[start Data excerpts]

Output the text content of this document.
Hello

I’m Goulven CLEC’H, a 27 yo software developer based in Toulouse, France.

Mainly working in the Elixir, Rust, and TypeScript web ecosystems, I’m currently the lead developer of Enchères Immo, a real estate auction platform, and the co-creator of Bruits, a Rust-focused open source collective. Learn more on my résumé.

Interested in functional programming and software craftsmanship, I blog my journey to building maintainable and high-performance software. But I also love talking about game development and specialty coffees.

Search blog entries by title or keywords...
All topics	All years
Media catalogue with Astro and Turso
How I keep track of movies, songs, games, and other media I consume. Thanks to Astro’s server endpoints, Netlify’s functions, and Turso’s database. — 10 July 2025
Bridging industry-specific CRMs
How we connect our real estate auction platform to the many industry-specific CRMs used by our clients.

[end Data excerpts]

Identify the lines that contain the string "developer", and copy every one of them.

I’m Goulven CLEC’H, a 27 yo software developer based in Toulouse, France.
Mainly working in the Elixir, Rust, and TypeScript web ecosystems, I’m currently the lead developer of Enchères Immo, a real estate auction platform, and the co-creator of Bruits, a Rust-focused open source collective. Learn more on my résumé.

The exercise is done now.